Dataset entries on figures
════
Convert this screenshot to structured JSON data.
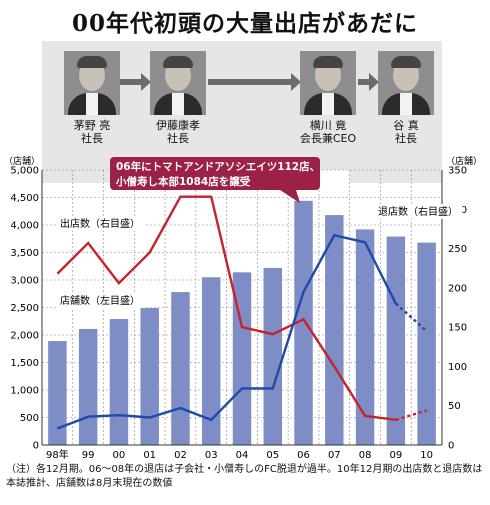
{
  "title": "00年代初頭の大量出店があだに",
  "executives": [
    {
      "name": "茅野 亮",
      "role": "社長"
    },
    {
      "name": "伊藤康孝",
      "role": "社長"
    },
    {
      "name": "横川 竟",
      "role": "会長兼CEO"
    },
    {
      "name": "谷 真",
      "role": "社長"
    }
  ],
  "annotation": {
    "line1": "06年にトマトアンドアソシエイツ112店、",
    "line2": "小僧寿し本部1084店を譲受",
    "color": "#9b2147"
  },
  "series_labels": {
    "openings": "出店数（右目盛）",
    "stores": "店舗数（左目盛）",
    "closures": "退店数（右目盛）"
  },
  "note": "（注）各12月期。06～08年の退店は子会社・小僧寿しのFC脱退が過半。10年12月期の出店数と退店数は本誌推計、店舗数は8月末現在の数値",
  "colors": {
    "bar": "#7f8dc7",
    "openings": "#c4232d",
    "closures": "#1f4aa8",
    "grid": "#888888"
  },
  "chart_data": {
    "type": "bar",
    "categories": [
      "98年",
      "99",
      "00",
      "01",
      "02",
      "03",
      "04",
      "05",
      "06",
      "07",
      "08",
      "09",
      "10"
    ],
    "left_axis": {
      "unit": "（店舗）",
      "range": [
        0,
        5000
      ],
      "ticks": [
        "0",
        "500",
        "1,000",
        "1,500",
        "2,000",
        "2,500",
        "3,000",
        "3,500",
        "4,000",
        "4,500",
        "5,000"
      ]
    },
    "right_axis": {
      "unit": "（店舗）",
      "range": [
        0,
        350
      ],
      "ticks": [
        "0",
        "50",
        "100",
        "150",
        "200",
        "250",
        "300",
        "350"
      ]
    },
    "series": [
      {
        "name": "店舗数（左目盛）",
        "type": "bar",
        "axis": "left",
        "values": [
          1890,
          2110,
          2290,
          2490,
          2780,
          3050,
          3140,
          3220,
          4440,
          4180,
          3920,
          3790,
          3680
        ]
      },
      {
        "name": "出店数（右目盛）",
        "type": "line",
        "axis": "right",
        "values": [
          218,
          257,
          206,
          245,
          316,
          316,
          150,
          141,
          160,
          100,
          37,
          32,
          44
        ],
        "estimated_from_index": 11
      },
      {
        "name": "退店数（右目盛）",
        "type": "line",
        "axis": "right",
        "values": [
          21,
          36,
          38,
          35,
          47,
          32,
          72,
          72,
          195,
          267,
          258,
          180,
          145
        ],
        "estimated_from_index": 11
      }
    ],
    "grid": true,
    "highlight_region": [
      "06",
      "07"
    ]
  }
}
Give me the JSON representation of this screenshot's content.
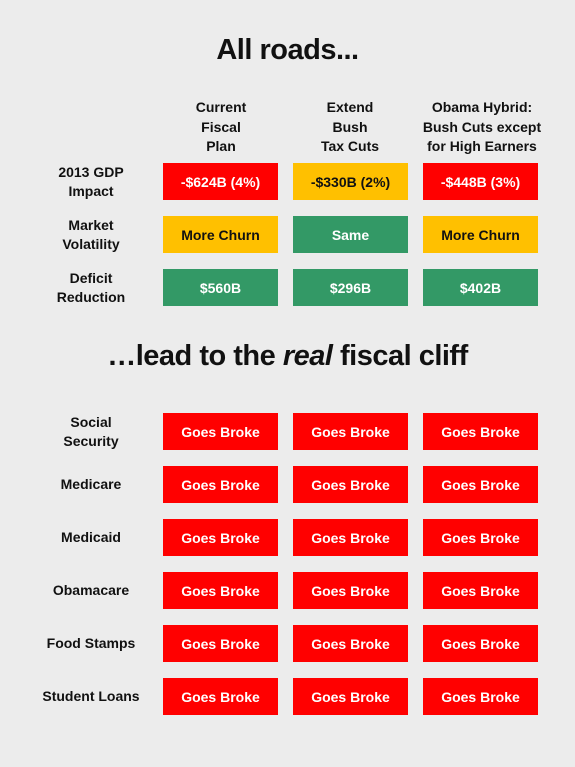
{
  "title_top": "All roads...",
  "title_bottom": {
    "prefix": "…lead to the ",
    "italic": "real",
    "suffix": " fiscal cliff"
  },
  "colors": {
    "red": "#ff0000",
    "yellow": "#ffc000",
    "green": "#339966"
  },
  "columns": [
    {
      "lines": [
        "Current",
        "Fiscal",
        "Plan"
      ]
    },
    {
      "lines": [
        "Extend",
        "Bush",
        "Tax Cuts"
      ]
    },
    {
      "lines": [
        "Obama Hybrid:",
        "Bush Cuts except",
        "for High Earners"
      ]
    }
  ],
  "top_rows": [
    {
      "label_lines": [
        "2013 GDP",
        "Impact"
      ],
      "cells": [
        {
          "text": "-$624B (4%)",
          "color": "red"
        },
        {
          "text": "-$330B (2%)",
          "color": "yellow"
        },
        {
          "text": "-$448B (3%)",
          "color": "red"
        }
      ]
    },
    {
      "label_lines": [
        "Market",
        "Volatility"
      ],
      "cells": [
        {
          "text": "More Churn",
          "color": "yellow"
        },
        {
          "text": "Same",
          "color": "green"
        },
        {
          "text": "More Churn",
          "color": "yellow"
        }
      ]
    },
    {
      "label_lines": [
        "Deficit",
        "Reduction"
      ],
      "cells": [
        {
          "text": "$560B",
          "color": "green"
        },
        {
          "text": "$296B",
          "color": "green"
        },
        {
          "text": "$402B",
          "color": "green"
        }
      ]
    }
  ],
  "bottom_rows": [
    {
      "label_lines": [
        "Social",
        "Security"
      ],
      "cells": [
        {
          "text": "Goes Broke",
          "color": "red"
        },
        {
          "text": "Goes Broke",
          "color": "red"
        },
        {
          "text": "Goes Broke",
          "color": "red"
        }
      ]
    },
    {
      "label_lines": [
        "Medicare"
      ],
      "cells": [
        {
          "text": "Goes Broke",
          "color": "red"
        },
        {
          "text": "Goes Broke",
          "color": "red"
        },
        {
          "text": "Goes Broke",
          "color": "red"
        }
      ]
    },
    {
      "label_lines": [
        "Medicaid"
      ],
      "cells": [
        {
          "text": "Goes Broke",
          "color": "red"
        },
        {
          "text": "Goes Broke",
          "color": "red"
        },
        {
          "text": "Goes Broke",
          "color": "red"
        }
      ]
    },
    {
      "label_lines": [
        "Obamacare"
      ],
      "cells": [
        {
          "text": "Goes Broke",
          "color": "red"
        },
        {
          "text": "Goes Broke",
          "color": "red"
        },
        {
          "text": "Goes Broke",
          "color": "red"
        }
      ]
    },
    {
      "label_lines": [
        "Food Stamps"
      ],
      "cells": [
        {
          "text": "Goes Broke",
          "color": "red"
        },
        {
          "text": "Goes Broke",
          "color": "red"
        },
        {
          "text": "Goes Broke",
          "color": "red"
        }
      ]
    },
    {
      "label_lines": [
        "Student Loans"
      ],
      "cells": [
        {
          "text": "Goes Broke",
          "color": "red"
        },
        {
          "text": "Goes Broke",
          "color": "red"
        },
        {
          "text": "Goes Broke",
          "color": "red"
        }
      ]
    }
  ]
}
════
* STATED TASK
Leave out the pictures and print each record exactly as it stands.

* EXPECTED ANSWER
Convert this screenshot to structured JSON data.
{
  "title": "00年代初頭の大量出店があだに",
  "executives": [
    {
      "name": "茅野 亮",
      "role": "社長"
    },
    {
      "name": "伊藤康孝",
      "role": "社長"
    },
    {
      "name": "横川 竟",
      "role": "会長兼CEO"
    },
    {
      "name": "谷 真",
      "role": "社長"
    }
  ],
  "annotation": {
    "line1": "06年にトマトアンドアソシエイツ112店、",
    "line2": "小僧寿し本部1084店を譲受",
    "color": "#9b2147"
  },
  "series_labels": {
    "openings": "出店数（右目盛）",
    "stores": "店舗数（左目盛）",
    "closures": "退店数（右目盛）"
  },
  "note": "（注）各12月期。06～08年の退店は子会社・小僧寿しのFC脱退が過半。10年12月期の出店数と退店数は本誌推計、店舗数は8月末現在の数値",
  "colors": {
    "bar": "#7f8dc7",
    "openings": "#c4232d",
    "closures": "#1f4aa8",
    "grid": "#888888"
  },
  "chart_data": {
    "type": "bar",
    "categories": [
      "98年",
      "99",
      "00",
      "01",
      "02",
      "03",
      "04",
      "05",
      "06",
      "07",
      "08",
      "09",
      "10"
    ],
    "left_axis": {
      "unit": "（店舗）",
      "range": [
        0,
        5000
      ],
      "ticks": [
        "0",
        "500",
        "1,000",
        "1,500",
        "2,000",
        "2,500",
        "3,000",
        "3,500",
        "4,000",
        "4,500",
        "5,000"
      ]
    },
    "right_axis": {
      "unit": "（店舗）",
      "range": [
        0,
        350
      ],
      "ticks": [
        "0",
        "50",
        "100",
        "150",
        "200",
        "250",
        "300",
        "350"
      ]
    },
    "series": [
      {
        "name": "店舗数（左目盛）",
        "type": "bar",
        "axis": "left",
        "values": [
          1890,
          2110,
          2290,
          2490,
          2780,
          3050,
          3140,
          3220,
          4440,
          4180,
          3920,
          3790,
          3680
        ]
      },
      {
        "name": "出店数（右目盛）",
        "type": "line",
        "axis": "right",
        "values": [
          218,
          257,
          206,
          245,
          316,
          316,
          150,
          141,
          160,
          100,
          37,
          32,
          44
        ],
        "estimated_from_index": 11
      },
      {
        "name": "退店数（右目盛）",
        "type": "line",
        "axis": "right",
        "values": [
          21,
          36,
          38,
          35,
          47,
          32,
          72,
          72,
          195,
          267,
          258,
          180,
          145
        ],
        "estimated_from_index": 11
      }
    ],
    "grid": true,
    "highlight_region": [
      "06",
      "07"
    ]
  }
}
Give me the JSON representation of this screenshot's content.
{
  "title_top": "All roads...",
  "title_bottom": {
    "prefix": "…lead to the ",
    "italic": "real",
    "suffix": " fiscal cliff"
  },
  "colors": {
    "red": "#ff0000",
    "yellow": "#ffc000",
    "green": "#339966"
  },
  "columns": [
    {
      "lines": [
        "Current",
        "Fiscal",
        "Plan"
      ]
    },
    {
      "lines": [
        "Extend",
        "Bush",
        "Tax Cuts"
      ]
    },
    {
      "lines": [
        "Obama Hybrid:",
        "Bush Cuts except",
        "for High Earners"
      ]
    }
  ],
  "top_rows": [
    {
      "label_lines": [
        "2013 GDP",
        "Impact"
      ],
      "cells": [
        {
          "text": "-$624B (4%)",
          "color": "red"
        },
        {
          "text": "-$330B (2%)",
          "color": "yellow"
        },
        {
          "text": "-$448B (3%)",
          "color": "red"
        }
      ]
    },
    {
      "label_lines": [
        "Market",
        "Volatility"
      ],
      "cells": [
        {
          "text": "More Churn",
          "color": "yellow"
        },
        {
          "text": "Same",
          "color": "green"
        },
        {
          "text": "More Churn",
          "color": "yellow"
        }
      ]
    },
    {
      "label_lines": [
        "Deficit",
        "Reduction"
      ],
      "cells": [
        {
          "text": "$560B",
          "color": "green"
        },
        {
          "text": "$296B",
          "color": "green"
        },
        {
          "text": "$402B",
          "color": "green"
        }
      ]
    }
  ],
  "bottom_rows": [
    {
      "label_lines": [
        "Social",
        "Security"
      ],
      "cells": [
        {
          "text": "Goes Broke",
          "color": "red"
        },
        {
          "text": "Goes Broke",
          "color": "red"
        },
        {
          "text": "Goes Broke",
          "color": "red"
        }
      ]
    },
    {
      "label_lines": [
        "Medicare"
      ],
      "cells": [
        {
          "text": "Goes Broke",
          "color": "red"
        },
        {
          "text": "Goes Broke",
          "color": "red"
        },
        {
          "text": "Goes Broke",
          "color": "red"
        }
      ]
    },
    {
      "label_lines": [
        "Medicaid"
      ],
      "cells": [
        {
          "text": "Goes Broke",
          "color": "red"
        },
        {
          "text": "Goes Broke",
          "color": "red"
        },
        {
          "text": "Goes Broke",
          "color": "red"
        }
      ]
    },
    {
      "label_lines": [
        "Obamacare"
      ],
      "cells": [
        {
          "text": "Goes Broke",
          "color": "red"
        },
        {
          "text": "Goes Broke",
          "color": "red"
        },
        {
          "text": "Goes Broke",
          "color": "red"
        }
      ]
    },
    {
      "label_lines": [
        "Food Stamps"
      ],
      "cells": [
        {
          "text": "Goes Broke",
          "color": "red"
        },
        {
          "text": "Goes Broke",
          "color": "red"
        },
        {
          "text": "Goes Broke",
          "color": "red"
        }
      ]
    },
    {
      "label_lines": [
        "Student Loans"
      ],
      "cells": [
        {
          "text": "Goes Broke",
          "color": "red"
        },
        {
          "text": "Goes Broke",
          "color": "red"
        },
        {
          "text": "Goes Broke",
          "color": "red"
        }
      ]
    }
  ]
}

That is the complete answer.